**TO BE DONE**
Transcribe every line exactly and omit anything that is a picture.

**ITEMS**
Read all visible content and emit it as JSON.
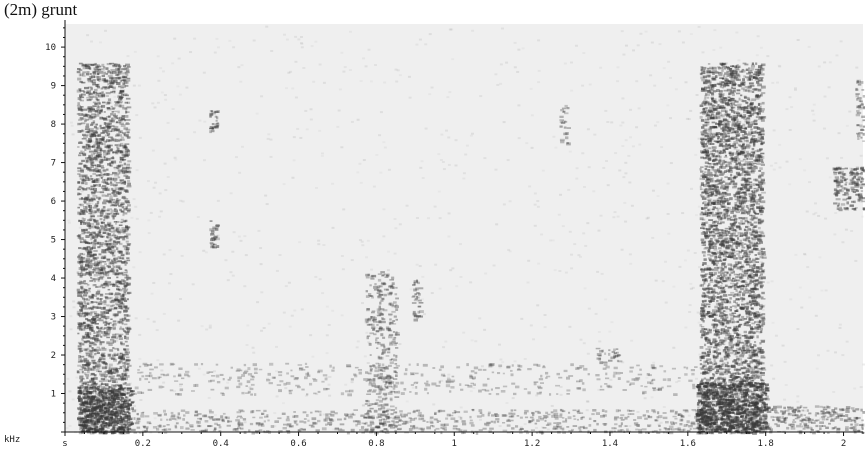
{
  "title": "(2m) grunt",
  "chart_data": {
    "type": "heatmap",
    "title": "(2m) grunt",
    "xlabel": "",
    "ylabel": "kHz",
    "x_unit": "s",
    "xlim": [
      0,
      2.05
    ],
    "ylim": [
      0,
      10.6
    ],
    "x_ticks": [
      "0",
      "0.2",
      "0.4",
      "0.6",
      "0.8",
      "1",
      "1.2",
      "1.4",
      "1.6",
      "1.8",
      "2"
    ],
    "x_tick_values": [
      0,
      0.2,
      0.4,
      0.6,
      0.8,
      1.0,
      1.2,
      1.4,
      1.6,
      1.8,
      2.0
    ],
    "y_ticks": [
      "1",
      "2",
      "3",
      "4",
      "5",
      "6",
      "7",
      "8",
      "9",
      "10"
    ],
    "y_tick_values": [
      1,
      2,
      3,
      4,
      5,
      6,
      7,
      8,
      9,
      10
    ],
    "background_color": "#efefef",
    "energy_color": "#3a3a3a",
    "regions": [
      {
        "t0": 0.03,
        "t1": 0.16,
        "f0": 0.0,
        "f1": 9.6,
        "density": 0.55
      },
      {
        "t0": 0.03,
        "t1": 0.17,
        "f0": 0.0,
        "f1": 1.2,
        "density": 0.9
      },
      {
        "t0": 1.63,
        "t1": 1.79,
        "f0": 0.0,
        "f1": 9.6,
        "density": 0.6
      },
      {
        "t0": 1.62,
        "t1": 1.8,
        "f0": 0.0,
        "f1": 1.3,
        "density": 0.9
      },
      {
        "t0": 1.79,
        "t1": 2.05,
        "f0": 0.0,
        "f1": 0.7,
        "density": 0.35
      },
      {
        "t0": 1.97,
        "t1": 2.05,
        "f0": 5.8,
        "f1": 6.9,
        "density": 0.5
      },
      {
        "t0": 2.03,
        "t1": 2.05,
        "f0": 7.5,
        "f1": 9.3,
        "density": 0.35
      },
      {
        "t0": 0.37,
        "t1": 0.39,
        "f0": 4.8,
        "f1": 5.5,
        "density": 0.6
      },
      {
        "t0": 0.37,
        "t1": 0.39,
        "f0": 7.8,
        "f1": 8.4,
        "density": 0.6
      },
      {
        "t0": 0.77,
        "t1": 0.85,
        "f0": 0.0,
        "f1": 4.2,
        "density": 0.3
      },
      {
        "t0": 0.89,
        "t1": 0.91,
        "f0": 2.8,
        "f1": 4.0,
        "density": 0.4
      },
      {
        "t0": 1.27,
        "t1": 1.29,
        "f0": 7.5,
        "f1": 8.5,
        "density": 0.35
      },
      {
        "t0": 0.17,
        "t1": 1.62,
        "f0": 0.0,
        "f1": 0.6,
        "density": 0.22
      },
      {
        "t0": 0.17,
        "t1": 1.62,
        "f0": 1.0,
        "f1": 1.8,
        "density": 0.1
      },
      {
        "t0": 1.36,
        "t1": 1.42,
        "f0": 1.8,
        "f1": 2.2,
        "density": 0.35
      }
    ]
  }
}
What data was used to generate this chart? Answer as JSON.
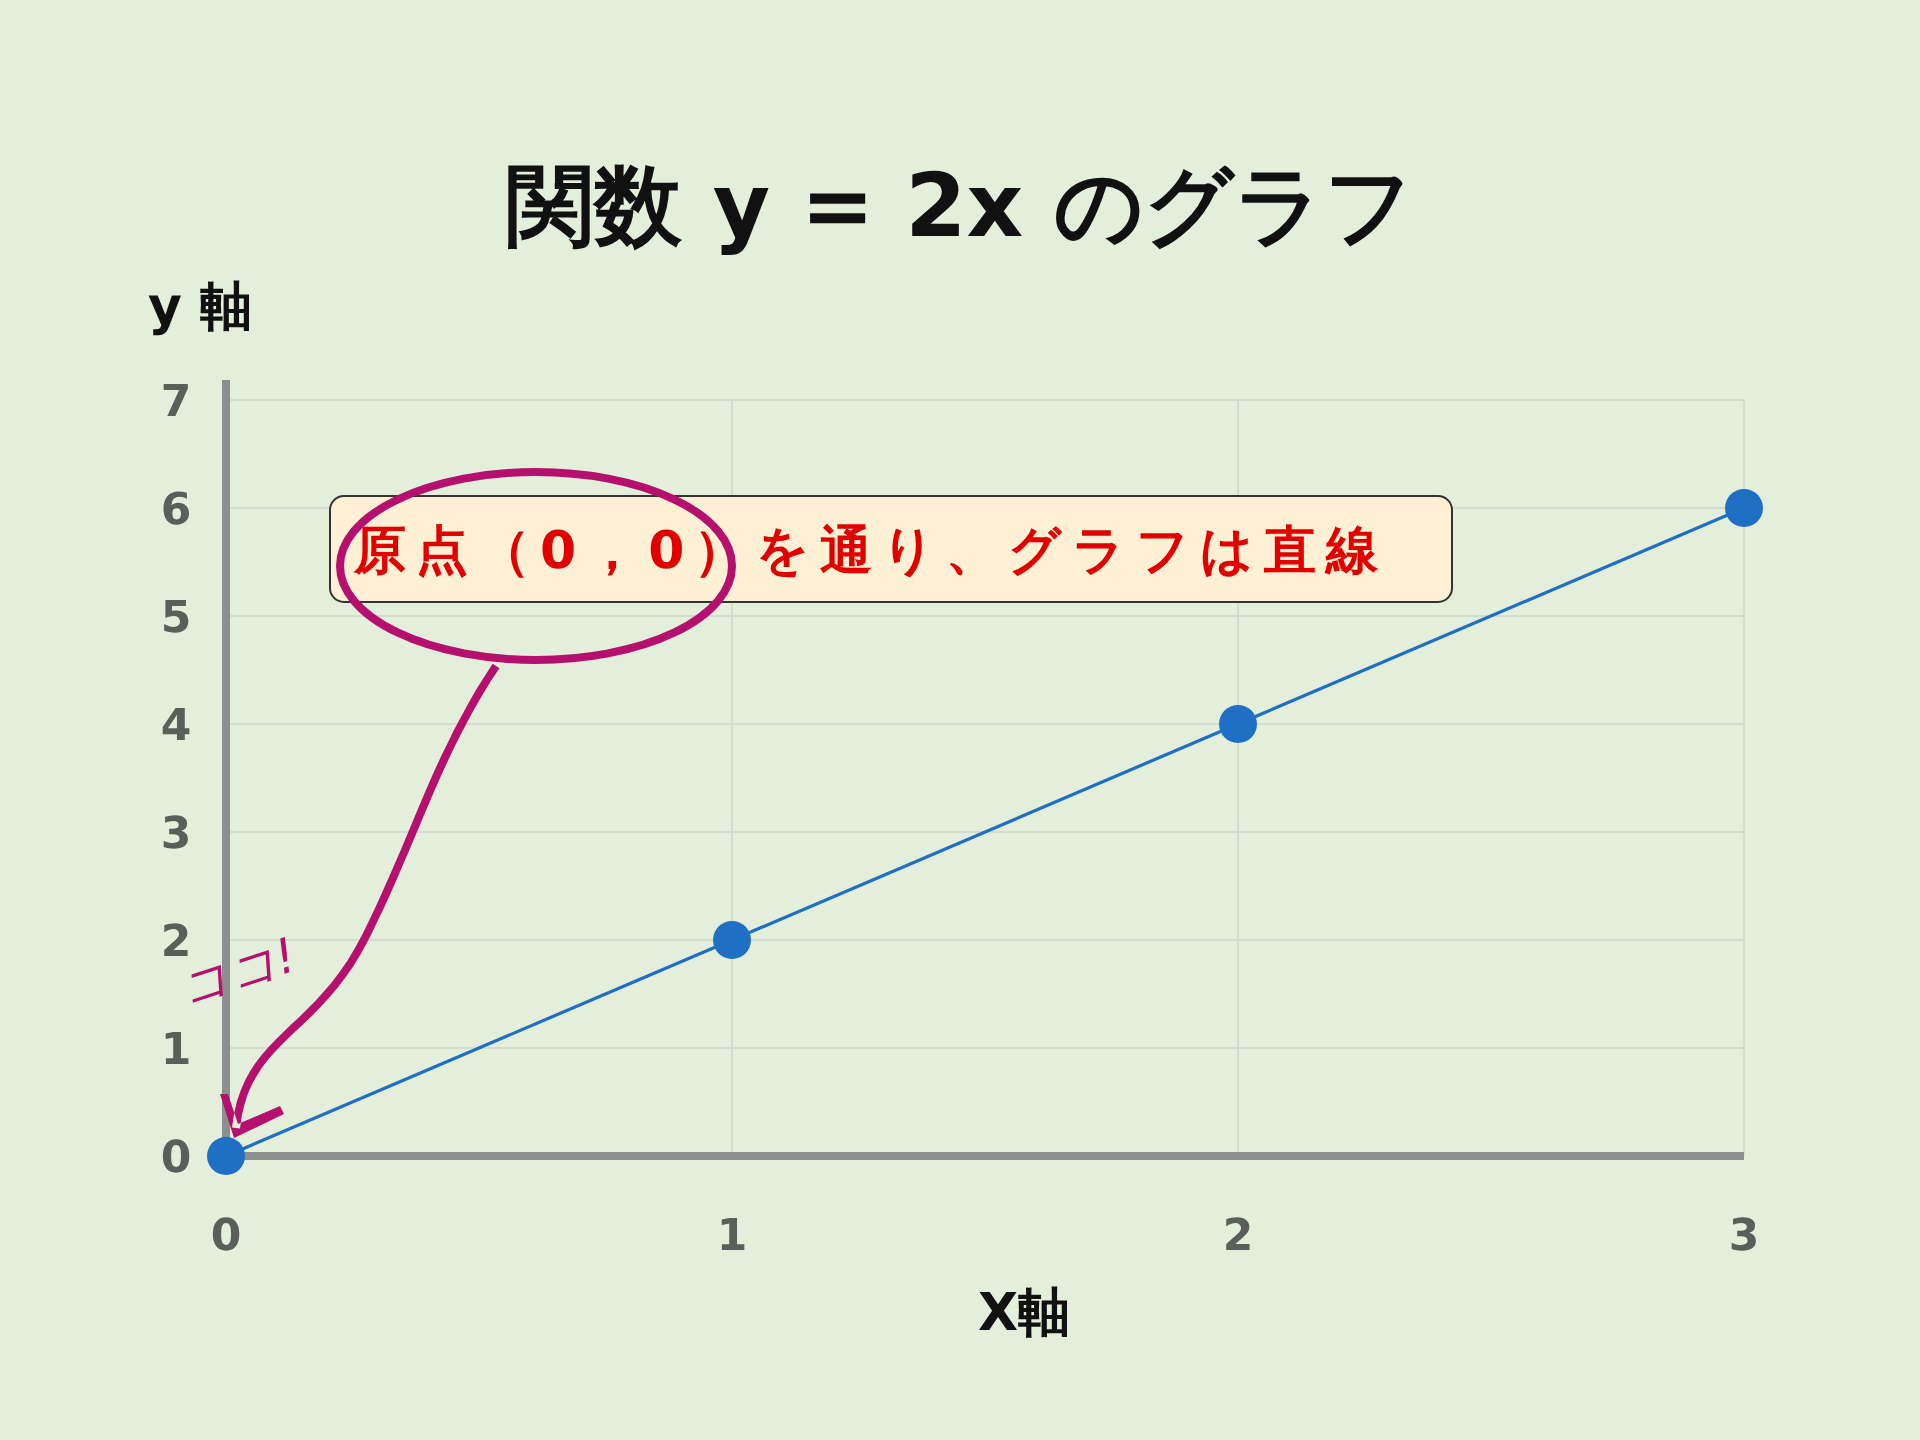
{
  "chart_data": {
    "type": "line",
    "title": "関数 y = 2x  のグラフ",
    "xlabel": "X軸",
    "ylabel": "y 軸",
    "x": [
      0,
      1,
      2,
      3
    ],
    "series": [
      {
        "color": "#1f6fc5",
        "values": [
          0,
          2,
          4,
          6
        ]
      }
    ],
    "xlim": [
      0,
      3
    ],
    "ylim": [
      0,
      7
    ],
    "xticks": [
      0,
      1,
      2,
      3
    ],
    "yticks": [
      0,
      1,
      2,
      3,
      4,
      5,
      6,
      7
    ],
    "grid": true,
    "marker": "circle",
    "annotations": [
      "原点（0，0）を通り、グラフは直線",
      {
        "text": "ココ!",
        "x": 0,
        "y": 0
      }
    ]
  }
}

**WRITTEN REPLY**
Read all visible content and emit it as JSON.
{
  "title": "(2m) grunt",
  "chart_data": {
    "type": "heatmap",
    "title": "(2m) grunt",
    "xlabel": "",
    "ylabel": "kHz",
    "x_unit": "s",
    "xlim": [
      0,
      2.05
    ],
    "ylim": [
      0,
      10.6
    ],
    "x_ticks": [
      "0",
      "0.2",
      "0.4",
      "0.6",
      "0.8",
      "1",
      "1.2",
      "1.4",
      "1.6",
      "1.8",
      "2"
    ],
    "x_tick_values": [
      0,
      0.2,
      0.4,
      0.6,
      0.8,
      1.0,
      1.2,
      1.4,
      1.6,
      1.8,
      2.0
    ],
    "y_ticks": [
      "1",
      "2",
      "3",
      "4",
      "5",
      "6",
      "7",
      "8",
      "9",
      "10"
    ],
    "y_tick_values": [
      1,
      2,
      3,
      4,
      5,
      6,
      7,
      8,
      9,
      10
    ],
    "background_color": "#efefef",
    "energy_color": "#3a3a3a",
    "regions": [
      {
        "t0": 0.03,
        "t1": 0.16,
        "f0": 0.0,
        "f1": 9.6,
        "density": 0.55
      },
      {
        "t0": 0.03,
        "t1": 0.17,
        "f0": 0.0,
        "f1": 1.2,
        "density": 0.9
      },
      {
        "t0": 1.63,
        "t1": 1.79,
        "f0": 0.0,
        "f1": 9.6,
        "density": 0.6
      },
      {
        "t0": 1.62,
        "t1": 1.8,
        "f0": 0.0,
        "f1": 1.3,
        "density": 0.9
      },
      {
        "t0": 1.79,
        "t1": 2.05,
        "f0": 0.0,
        "f1": 0.7,
        "density": 0.35
      },
      {
        "t0": 1.97,
        "t1": 2.05,
        "f0": 5.8,
        "f1": 6.9,
        "density": 0.5
      },
      {
        "t0": 2.03,
        "t1": 2.05,
        "f0": 7.5,
        "f1": 9.3,
        "density": 0.35
      },
      {
        "t0": 0.37,
        "t1": 0.39,
        "f0": 4.8,
        "f1": 5.5,
        "density": 0.6
      },
      {
        "t0": 0.37,
        "t1": 0.39,
        "f0": 7.8,
        "f1": 8.4,
        "density": 0.6
      },
      {
        "t0": 0.77,
        "t1": 0.85,
        "f0": 0.0,
        "f1": 4.2,
        "density": 0.3
      },
      {
        "t0": 0.89,
        "t1": 0.91,
        "f0": 2.8,
        "f1": 4.0,
        "density": 0.4
      },
      {
        "t0": 1.27,
        "t1": 1.29,
        "f0": 7.5,
        "f1": 8.5,
        "density": 0.35
      },
      {
        "t0": 0.17,
        "t1": 1.62,
        "f0": 0.0,
        "f1": 0.6,
        "density": 0.22
      },
      {
        "t0": 0.17,
        "t1": 1.62,
        "f0": 1.0,
        "f1": 1.8,
        "density": 0.1
      },
      {
        "t0": 1.36,
        "t1": 1.42,
        "f0": 1.8,
        "f1": 2.2,
        "density": 0.35
      }
    ]
  }
}
What data was used to generate this chart? Answer as JSON.
{
  "chart_data": {
    "type": "line",
    "title": "関数 y = 2x  のグラフ",
    "xlabel": "X軸",
    "ylabel": "y 軸",
    "x": [
      0,
      1,
      2,
      3
    ],
    "series": [
      {
        "color": "#1f6fc5",
        "values": [
          0,
          2,
          4,
          6
        ]
      }
    ],
    "xlim": [
      0,
      3
    ],
    "ylim": [
      0,
      7
    ],
    "xticks": [
      0,
      1,
      2,
      3
    ],
    "yticks": [
      0,
      1,
      2,
      3,
      4,
      5,
      6,
      7
    ],
    "grid": true,
    "marker": "circle",
    "annotations": [
      "原点（0，0）を通り、グラフは直線",
      {
        "text": "ココ!",
        "x": 0,
        "y": 0
      }
    ]
  }
}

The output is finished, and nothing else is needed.